WHAT THE TASK ASKS: In the copy, include every entry exactly but none of the pictures.

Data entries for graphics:

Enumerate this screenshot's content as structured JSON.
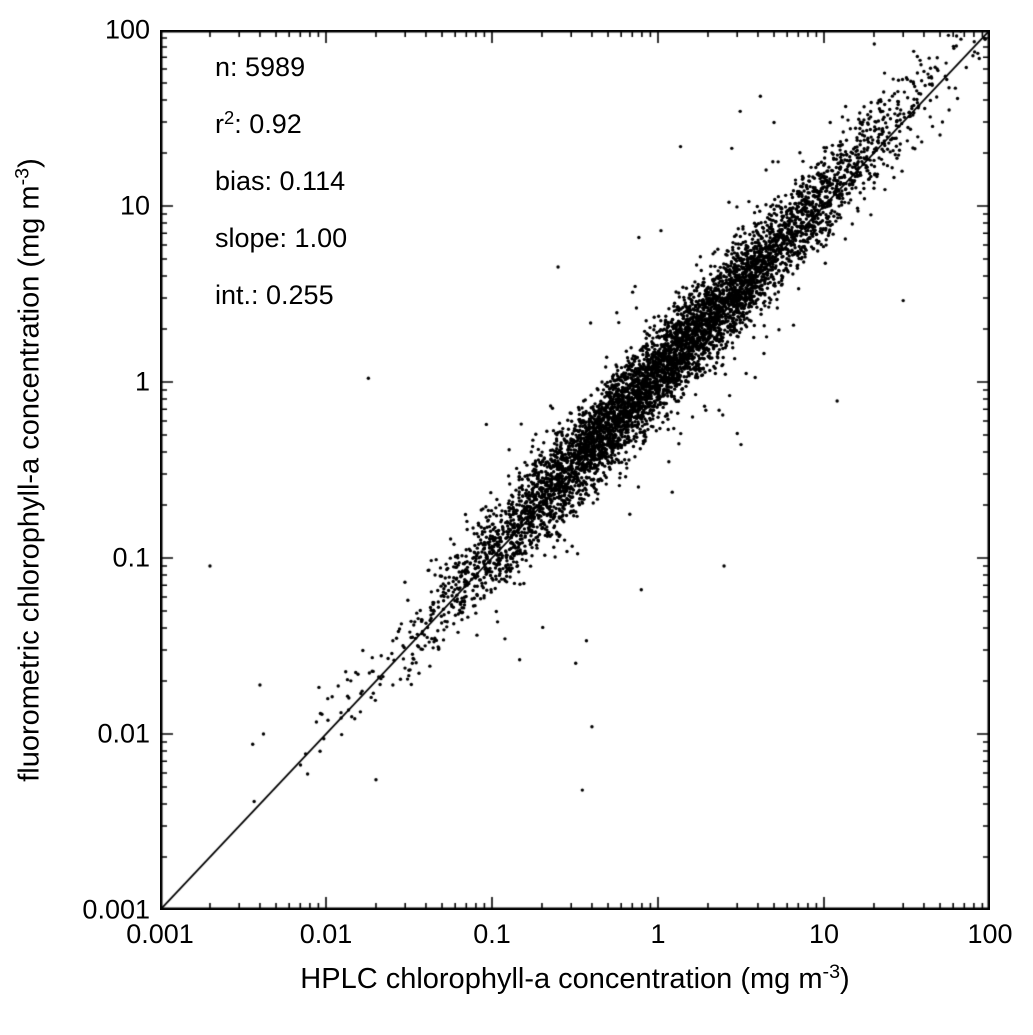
{
  "figure": {
    "background_color": "#ffffff",
    "ink_color": "#000000"
  },
  "chart_data": {
    "type": "scatter",
    "title": "",
    "xlabel": "HPLC chlorophyll-a concentration (mg m⁻³)",
    "ylabel": "fluorometric chlorophyll-a concentration (mg m⁻³)",
    "xlabel_parts": {
      "pre": "HPLC chlorophyll-a concentration (mg m",
      "sup": "-3",
      "post": ")"
    },
    "ylabel_parts": {
      "pre": "fluorometric chlorophyll-a concentration (mg m",
      "sup": "-3",
      "post": ")"
    },
    "x_scale": "log",
    "y_scale": "log",
    "xlim": [
      0.001,
      100
    ],
    "ylim": [
      0.001,
      100
    ],
    "x_ticks": [
      "0.001",
      "0.01",
      "0.1",
      "1",
      "10",
      "100"
    ],
    "y_ticks": [
      "0.001",
      "0.01",
      "0.1",
      "1",
      "10",
      "100"
    ],
    "grid": false,
    "legend": false,
    "annotations": [
      {
        "pre": "n: 5989",
        "sup": "",
        "post": ""
      },
      {
        "pre": "r",
        "sup": "2",
        "post": ": 0.92"
      },
      {
        "pre": "bias: 0.114",
        "sup": "",
        "post": ""
      },
      {
        "pre": "slope: 1.00",
        "sup": "",
        "post": ""
      },
      {
        "pre": "int.: 0.255",
        "sup": "",
        "post": ""
      }
    ],
    "stats": {
      "n": 5989,
      "r_squared": 0.92,
      "bias": 0.114,
      "slope": 1.0,
      "intercept": 0.255
    },
    "reference_line": {
      "type": "one-to-one",
      "from": 0.001,
      "to": 100
    },
    "point_color": "#000000",
    "line_color": "#000000",
    "point_cloud": {
      "n": 5989,
      "log10_x_mean": 0.05,
      "log10_x_sd": 0.68,
      "log10_bias": 0.05,
      "log10_residual_sd": 0.13,
      "outlier_fraction": 0.015,
      "outlier_residual_sd": 0.45,
      "point_radius_px": 1.7,
      "seed": 7
    },
    "outlier_points": [
      [
        0.002,
        0.09
      ],
      [
        0.004,
        0.019
      ],
      [
        0.0042,
        0.01
      ],
      [
        0.018,
        1.05
      ],
      [
        0.02,
        0.0055
      ],
      [
        0.35,
        0.0048
      ],
      [
        0.4,
        0.011
      ],
      [
        2.5,
        0.09
      ],
      [
        0.25,
        4.5
      ],
      [
        30,
        2.9
      ],
      [
        12,
        0.78
      ]
    ]
  }
}
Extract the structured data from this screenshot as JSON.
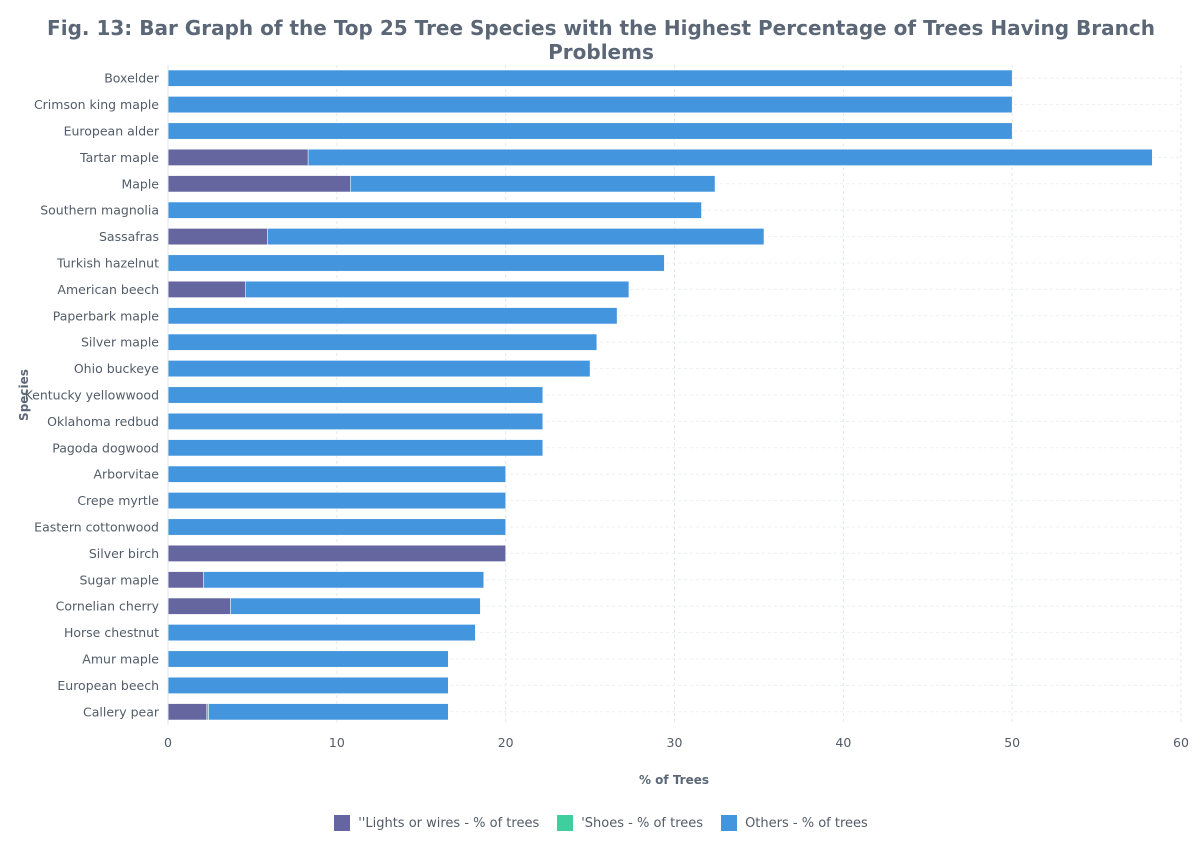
{
  "chart_data": {
    "type": "bar",
    "orientation": "horizontal",
    "stacked": true,
    "title": "Fig. 13: Bar Graph of the Top 25 Tree Species with the Highest Percentage of Trees Having Branch Problems",
    "xlabel": "% of Trees",
    "ylabel": "Species",
    "xlim": [
      0,
      60
    ],
    "xticks": [
      0,
      10,
      20,
      30,
      40,
      50,
      60
    ],
    "grid": true,
    "legend_position": "bottom-center",
    "categories": [
      "Boxelder",
      "Crimson king maple",
      "European alder",
      "Tartar maple",
      "Maple",
      "Southern magnolia",
      "Sassafras",
      "Turkish hazelnut",
      "American beech",
      "Paperbark maple",
      "Silver maple",
      "Ohio buckeye",
      "Kentucky yellowwood",
      "Oklahoma redbud",
      "Pagoda dogwood",
      "Arborvitae",
      "Crepe myrtle",
      "Eastern cottonwood",
      "Silver birch",
      "Sugar maple",
      "Cornelian cherry",
      "Horse chestnut",
      "Amur maple",
      "European beech",
      "Callery pear"
    ],
    "series": [
      {
        "name": "''Lights or wires  - % of trees",
        "color": "#6566a0",
        "values": [
          0,
          0,
          0,
          8.3,
          10.8,
          0,
          5.9,
          0,
          4.6,
          0,
          0,
          0,
          0,
          0,
          0,
          0,
          0,
          0,
          20.0,
          2.1,
          3.7,
          0,
          0,
          0,
          2.3
        ]
      },
      {
        "name": "'Shoes - % of trees",
        "color": "#3fcf9f",
        "values": [
          0,
          0,
          0,
          0,
          0,
          0,
          0,
          0,
          0,
          0,
          0,
          0,
          0,
          0,
          0,
          0,
          0,
          0,
          0,
          0,
          0,
          0,
          0,
          0,
          0.1
        ]
      },
      {
        "name": "Others - % of trees",
        "color": "#4396dd",
        "values": [
          50.0,
          50.0,
          50.0,
          50.0,
          21.6,
          31.6,
          29.4,
          29.4,
          22.7,
          26.6,
          25.4,
          25.0,
          22.2,
          22.2,
          22.2,
          20.0,
          20.0,
          20.0,
          0,
          16.6,
          14.8,
          18.2,
          16.6,
          16.6,
          14.2
        ]
      }
    ]
  }
}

ANSWER FOR THE TASK:
Enumerate this screenshot's content as structured JSON.
{
  "figure": {
    "background_color": "#ffffff",
    "ink_color": "#000000"
  },
  "chart_data": {
    "type": "scatter",
    "title": "",
    "xlabel": "HPLC chlorophyll-a concentration (mg m⁻³)",
    "ylabel": "fluorometric chlorophyll-a concentration (mg m⁻³)",
    "xlabel_parts": {
      "pre": "HPLC chlorophyll-a concentration (mg m",
      "sup": "-3",
      "post": ")"
    },
    "ylabel_parts": {
      "pre": "fluorometric chlorophyll-a concentration (mg m",
      "sup": "-3",
      "post": ")"
    },
    "x_scale": "log",
    "y_scale": "log",
    "xlim": [
      0.001,
      100
    ],
    "ylim": [
      0.001,
      100
    ],
    "x_ticks": [
      "0.001",
      "0.01",
      "0.1",
      "1",
      "10",
      "100"
    ],
    "y_ticks": [
      "0.001",
      "0.01",
      "0.1",
      "1",
      "10",
      "100"
    ],
    "grid": false,
    "legend": false,
    "annotations": [
      {
        "pre": "n: 5989",
        "sup": "",
        "post": ""
      },
      {
        "pre": "r",
        "sup": "2",
        "post": ": 0.92"
      },
      {
        "pre": "bias: 0.114",
        "sup": "",
        "post": ""
      },
      {
        "pre": "slope: 1.00",
        "sup": "",
        "post": ""
      },
      {
        "pre": "int.: 0.255",
        "sup": "",
        "post": ""
      }
    ],
    "stats": {
      "n": 5989,
      "r_squared": 0.92,
      "bias": 0.114,
      "slope": 1.0,
      "intercept": 0.255
    },
    "reference_line": {
      "type": "one-to-one",
      "from": 0.001,
      "to": 100
    },
    "point_color": "#000000",
    "line_color": "#000000",
    "point_cloud": {
      "n": 5989,
      "log10_x_mean": 0.05,
      "log10_x_sd": 0.68,
      "log10_bias": 0.05,
      "log10_residual_sd": 0.13,
      "outlier_fraction": 0.015,
      "outlier_residual_sd": 0.45,
      "point_radius_px": 1.7,
      "seed": 7
    },
    "outlier_points": [
      [
        0.002,
        0.09
      ],
      [
        0.004,
        0.019
      ],
      [
        0.0042,
        0.01
      ],
      [
        0.018,
        1.05
      ],
      [
        0.02,
        0.0055
      ],
      [
        0.35,
        0.0048
      ],
      [
        0.4,
        0.011
      ],
      [
        2.5,
        0.09
      ],
      [
        0.25,
        4.5
      ],
      [
        30,
        2.9
      ],
      [
        12,
        0.78
      ]
    ]
  }
}
Extract the structured data from this screenshot as JSON.
{
  "chart_data": {
    "type": "bar",
    "orientation": "horizontal",
    "stacked": true,
    "title": "Fig. 13: Bar Graph of the Top 25 Tree Species with the Highest Percentage of Trees Having Branch Problems",
    "xlabel": "% of Trees",
    "ylabel": "Species",
    "xlim": [
      0,
      60
    ],
    "xticks": [
      0,
      10,
      20,
      30,
      40,
      50,
      60
    ],
    "grid": true,
    "legend_position": "bottom-center",
    "categories": [
      "Boxelder",
      "Crimson king maple",
      "European alder",
      "Tartar maple",
      "Maple",
      "Southern magnolia",
      "Sassafras",
      "Turkish hazelnut",
      "American beech",
      "Paperbark maple",
      "Silver maple",
      "Ohio buckeye",
      "Kentucky yellowwood",
      "Oklahoma redbud",
      "Pagoda dogwood",
      "Arborvitae",
      "Crepe myrtle",
      "Eastern cottonwood",
      "Silver birch",
      "Sugar maple",
      "Cornelian cherry",
      "Horse chestnut",
      "Amur maple",
      "European beech",
      "Callery pear"
    ],
    "series": [
      {
        "name": "''Lights or wires  - % of trees",
        "color": "#6566a0",
        "values": [
          0,
          0,
          0,
          8.3,
          10.8,
          0,
          5.9,
          0,
          4.6,
          0,
          0,
          0,
          0,
          0,
          0,
          0,
          0,
          0,
          20.0,
          2.1,
          3.7,
          0,
          0,
          0,
          2.3
        ]
      },
      {
        "name": "'Shoes - % of trees",
        "color": "#3fcf9f",
        "values": [
          0,
          0,
          0,
          0,
          0,
          0,
          0,
          0,
          0,
          0,
          0,
          0,
          0,
          0,
          0,
          0,
          0,
          0,
          0,
          0,
          0,
          0,
          0,
          0,
          0.1
        ]
      },
      {
        "name": "Others - % of trees",
        "color": "#4396dd",
        "values": [
          50.0,
          50.0,
          50.0,
          50.0,
          21.6,
          31.6,
          29.4,
          29.4,
          22.7,
          26.6,
          25.4,
          25.0,
          22.2,
          22.2,
          22.2,
          20.0,
          20.0,
          20.0,
          0,
          16.6,
          14.8,
          18.2,
          16.6,
          16.6,
          14.2
        ]
      }
    ]
  }
}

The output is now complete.